>> start Stored records
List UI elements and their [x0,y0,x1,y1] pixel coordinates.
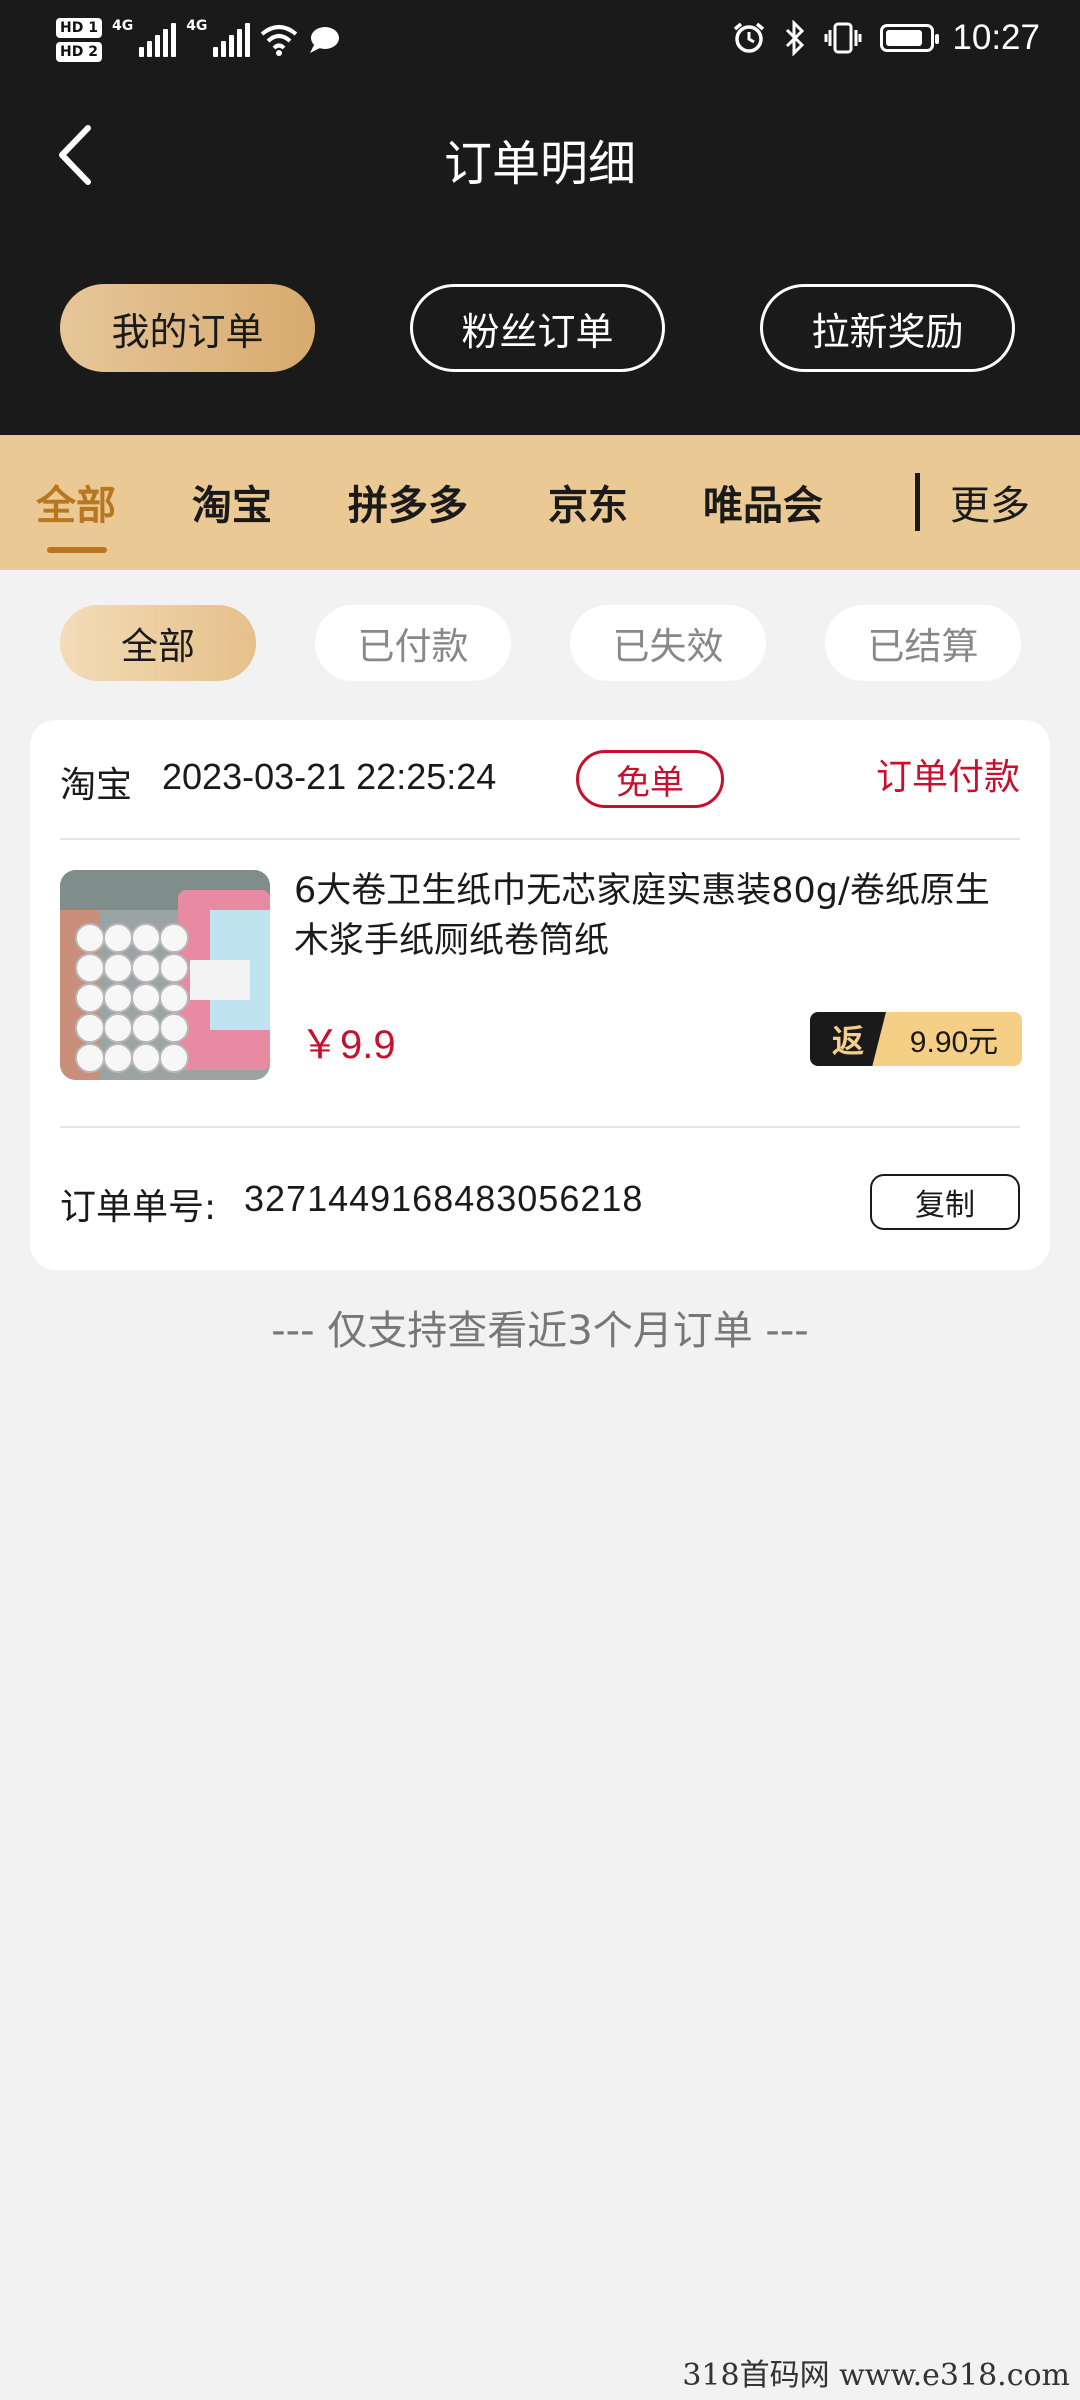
network-type: 4G [111,18,134,34]
vibrate-icon [824,22,862,54]
status-bar: HD 1 HD 2 4G 4G 10:27 [0,0,1080,90]
platform-tab-jd[interactable]: 京东 [548,473,628,531]
watermark: 318首码网 www.e318.com [682,2358,1070,2393]
segment-referral-rewards[interactable]: 拉新奖励 [760,284,1015,372]
divider [60,1126,1020,1128]
free-order-badge: 免单 [576,750,724,808]
product-thumbnail[interactable] [60,870,270,1080]
segment-fan-orders[interactable]: 粉丝订单 [410,284,665,372]
product-price: ￥9.9 [300,1023,396,1067]
order-platform: 淘宝 [60,765,133,806]
platform-tab-vip[interactable]: 唯品会 [703,473,823,531]
platform-tab-all[interactable]: 全部 [36,473,116,531]
battery-icon [880,24,940,52]
platform-tab-more[interactable]: 更多 [950,473,1030,531]
filter-all[interactable]: 全部 [60,605,256,681]
order-type-segments: 我的订单 粉丝订单 拉新奖励 [0,284,1080,376]
signal-icon [139,23,177,57]
platform-tabs: 全部 淘宝 拼多多 京东 唯品会 更多 [0,435,1080,570]
status-time: 10:27 [952,18,1040,57]
product-name[interactable]: 6大卷卫生纸巾无芯家庭实惠装80g/卷纸原生木浆手纸厕纸卷筒纸 [294,866,1024,966]
filter-paid[interactable]: 已付款 [315,605,511,681]
filter-invalid[interactable]: 已失效 [570,605,766,681]
chat-bubble-icon [310,27,340,53]
order-card: 淘宝 2023-03-21 22:25:24 免单 订单付款 6大卷卫生纸巾无芯… [30,720,1050,1270]
app-header: 订单明细 [0,100,1080,210]
rebate-tag: 返 9.90元 [810,1012,1022,1066]
bluetooth-icon [786,20,805,56]
page-title: 订单明细 [443,136,636,192]
tab-divider [915,473,920,531]
status-filter-chips: 全部 已付款 已失效 已结算 [0,605,1080,681]
wifi-icon [261,25,298,56]
divider [60,838,1020,840]
product-image [60,870,270,1080]
history-limit-note: --- 仅支持查看近3个月订单 --- [271,1308,809,1354]
order-number: 3271449168483056218 [244,1178,644,1219]
segment-my-orders[interactable]: 我的订单 [60,284,315,372]
signal-icon-2 [213,23,251,57]
platform-tab-pinduoduo[interactable]: 拼多多 [348,473,468,531]
order-number-label: 订单单号: [60,1187,217,1228]
order-time: 2023-03-21 22:25:24 [162,756,497,797]
copy-button[interactable]: 复制 [870,1174,1020,1230]
filter-settled[interactable]: 已结算 [825,605,1021,681]
alarm-icon [734,22,765,53]
network-type-2: 4G [186,18,208,34]
platform-tab-taobao[interactable]: 淘宝 [192,473,272,531]
hd-icon: HD 1 HD 2 [56,18,102,62]
rebate-amount: 9.90元 [872,1012,1022,1066]
order-status: 订单付款 [875,757,1020,798]
active-tab-indicator [47,547,107,553]
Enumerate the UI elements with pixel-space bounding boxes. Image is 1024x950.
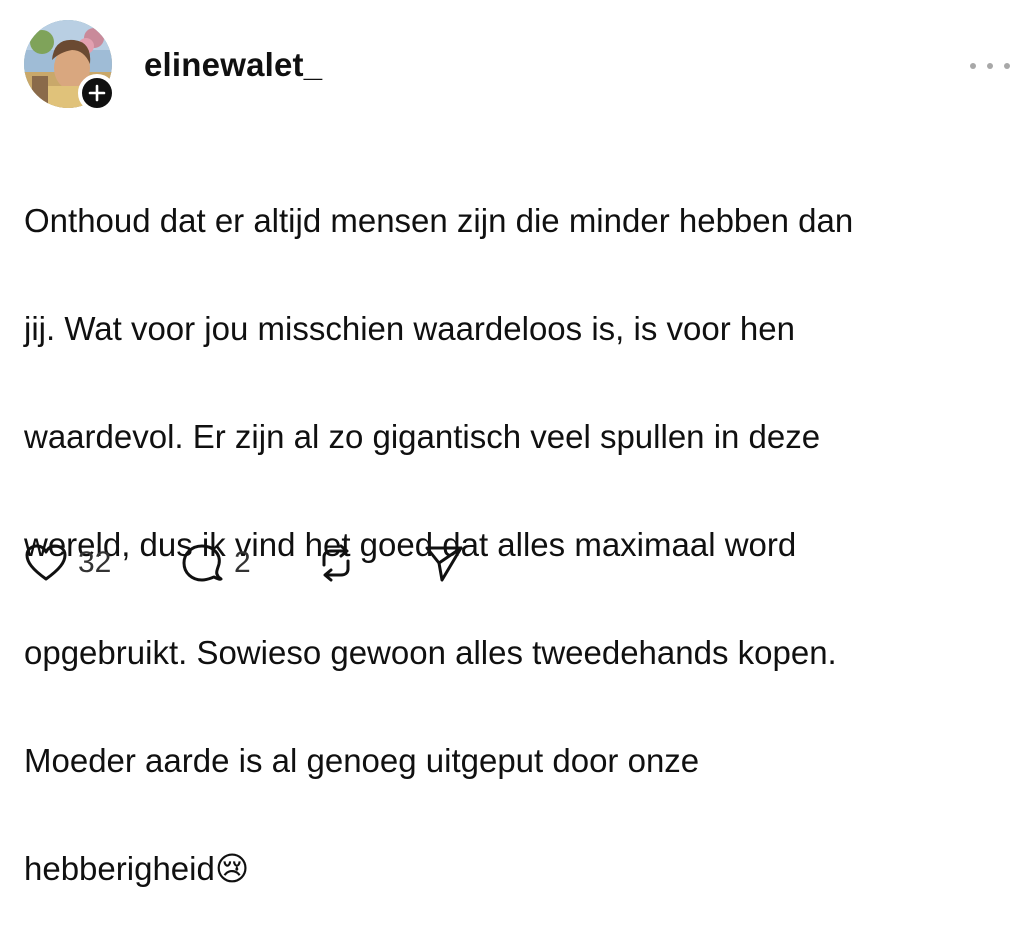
- action-bar: 32 2: [24, 538, 624, 588]
- follow-button[interactable]: [78, 74, 116, 112]
- send-icon: [425, 546, 463, 582]
- more-dots-icon: [970, 63, 976, 69]
- heart-icon: [25, 544, 67, 581]
- post-text-line: jij. Wat voor jou misschien waardeloos i…: [24, 310, 795, 347]
- reply-bubble-icon: [182, 544, 223, 582]
- post-text-last-line: hebberigheid😢: [24, 842, 1004, 896]
- thread-post: elinewalet_ Onthoud dat er altijd mensen…: [0, 0, 1024, 887]
- post-text-line: waardevol. Er zijn al zo gigantisch veel…: [24, 418, 821, 455]
- more-options-button[interactable]: [970, 56, 1010, 76]
- post-text-line: Onthoud dat er altijd mensen zijn die mi…: [24, 202, 854, 239]
- like-count: 32: [78, 546, 112, 579]
- repost-icon: [322, 544, 350, 582]
- more-dot: [987, 63, 993, 69]
- more-dot: [1004, 63, 1010, 69]
- plus-icon: [88, 84, 106, 102]
- avatar-container: [24, 20, 116, 112]
- post-text-line: opgebruikt. Sowieso gewoon alles tweedeh…: [24, 634, 837, 671]
- post-text-line: hebberigheid: [24, 850, 215, 887]
- post-text-line: Moeder aarde is al genoeg uitgeput door …: [24, 742, 700, 779]
- repost-button[interactable]: [316, 538, 356, 588]
- reply-count: 2: [234, 546, 251, 579]
- crying-face-emoji: 😢: [214, 850, 250, 887]
- like-button[interactable]: 32: [24, 538, 111, 588]
- username[interactable]: elinewalet_: [144, 46, 322, 84]
- share-button[interactable]: [424, 538, 464, 588]
- reply-button[interactable]: 2: [180, 538, 251, 588]
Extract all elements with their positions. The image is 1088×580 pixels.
>> end Stored records
Short exercise: Copy the records above word for word, leaving out the pictures.

Answer:
List UI elements and their [x0,y0,x1,y1] pixel coordinates.
network-type: 4G [111,18,134,34]
vibrate-icon [824,22,862,54]
status-bar: HD 1 HD 2 4G 4G 10:27 [0,0,1080,90]
platform-tab-jd[interactable]: 京东 [548,473,628,531]
watermark: 318首码网 www.e318.com [682,2358,1070,2393]
segment-referral-rewards[interactable]: 拉新奖励 [760,284,1015,372]
divider [60,1126,1020,1128]
free-order-badge: 免单 [576,750,724,808]
product-thumbnail[interactable] [60,870,270,1080]
segment-fan-orders[interactable]: 粉丝订单 [410,284,665,372]
product-price: ￥9.9 [300,1023,396,1067]
order-platform: 淘宝 [60,765,133,806]
platform-tab-vip[interactable]: 唯品会 [703,473,823,531]
platform-tab-all[interactable]: 全部 [36,473,116,531]
battery-icon [880,24,940,52]
platform-tab-more[interactable]: 更多 [950,473,1030,531]
filter-all[interactable]: 全部 [60,605,256,681]
order-type-segments: 我的订单 粉丝订单 拉新奖励 [0,284,1080,376]
signal-icon [139,23,177,57]
platform-tabs: 全部 淘宝 拼多多 京东 唯品会 更多 [0,435,1080,570]
status-time: 10:27 [952,18,1040,57]
product-name[interactable]: 6大卷卫生纸巾无芯家庭实惠装80g/卷纸原生木浆手纸厕纸卷筒纸 [294,866,1024,966]
filter-paid[interactable]: 已付款 [315,605,511,681]
filter-invalid[interactable]: 已失效 [570,605,766,681]
chat-bubble-icon [310,27,340,53]
order-card: 淘宝 2023-03-21 22:25:24 免单 订单付款 6大卷卫生纸巾无芯… [30,720,1050,1270]
app-header: 订单明细 [0,100,1080,210]
rebate-tag: 返 9.90元 [810,1012,1022,1066]
bluetooth-icon [786,20,805,56]
page-title: 订单明细 [443,136,636,192]
tab-divider [915,473,920,531]
status-filter-chips: 全部 已付款 已失效 已结算 [0,605,1080,681]
wifi-icon [261,25,298,56]
divider [60,838,1020,840]
product-image [60,870,270,1080]
history-limit-note: --- 仅支持查看近3个月订单 --- [271,1308,809,1354]
order-number: 3271449168483056218 [244,1178,644,1219]
segment-my-orders[interactable]: 我的订单 [60,284,315,372]
signal-icon-2 [213,23,251,57]
platform-tab-pinduoduo[interactable]: 拼多多 [348,473,468,531]
order-number-label: 订单单号: [60,1187,217,1228]
order-time: 2023-03-21 22:25:24 [162,756,497,797]
copy-button[interactable]: 复制 [870,1174,1020,1230]
filter-settled[interactable]: 已结算 [825,605,1021,681]
alarm-icon [734,22,765,53]
network-type-2: 4G [186,18,208,34]
platform-tab-taobao[interactable]: 淘宝 [192,473,272,531]
hd-icon: HD 1 HD 2 [56,18,102,62]
rebate-amount: 9.90元 [872,1012,1022,1066]
order-status: 订单付款 [875,757,1020,798]
active-tab-indicator [47,547,107,553]
Enumerate the UI elements with pixel-space bounding boxes. Image is 1024x950.
- action-bar: 32 2: [24, 538, 624, 588]
- follow-button[interactable]: [78, 74, 116, 112]
- send-icon: [425, 546, 463, 582]
- more-dots-icon: [970, 63, 976, 69]
- heart-icon: [25, 544, 67, 581]
- post-text-line: jij. Wat voor jou misschien waardeloos i…: [24, 310, 795, 347]
- reply-bubble-icon: [182, 544, 223, 582]
- post-text-last-line: hebberigheid😢: [24, 842, 1004, 896]
- thread-post: elinewalet_ Onthoud dat er altijd mensen…: [0, 0, 1024, 887]
- post-text-line: waardevol. Er zijn al zo gigantisch veel…: [24, 418, 821, 455]
- more-options-button[interactable]: [970, 56, 1010, 76]
- post-text-line: Onthoud dat er altijd mensen zijn die mi…: [24, 202, 854, 239]
- like-count: 32: [78, 546, 112, 579]
- repost-icon: [322, 544, 350, 582]
- more-dot: [987, 63, 993, 69]
- more-dot: [1004, 63, 1010, 69]
- plus-icon: [88, 84, 106, 102]
- avatar-container: [24, 20, 116, 112]
- post-text-line: opgebruikt. Sowieso gewoon alles tweedeh…: [24, 634, 837, 671]
- post-text-line: hebberigheid: [24, 850, 215, 887]
- post-text-line: Moeder aarde is al genoeg uitgeput door …: [24, 742, 700, 779]
- repost-button[interactable]: [316, 538, 356, 588]
- reply-count: 2: [234, 546, 251, 579]
- crying-face-emoji: 😢: [214, 850, 250, 887]
- like-button[interactable]: 32: [24, 538, 111, 588]
- username[interactable]: elinewalet_: [144, 46, 322, 84]
- share-button[interactable]: [424, 538, 464, 588]
- reply-button[interactable]: 2: [180, 538, 251, 588]
Extract all elements with their positions. The image is 1088×580 pixels.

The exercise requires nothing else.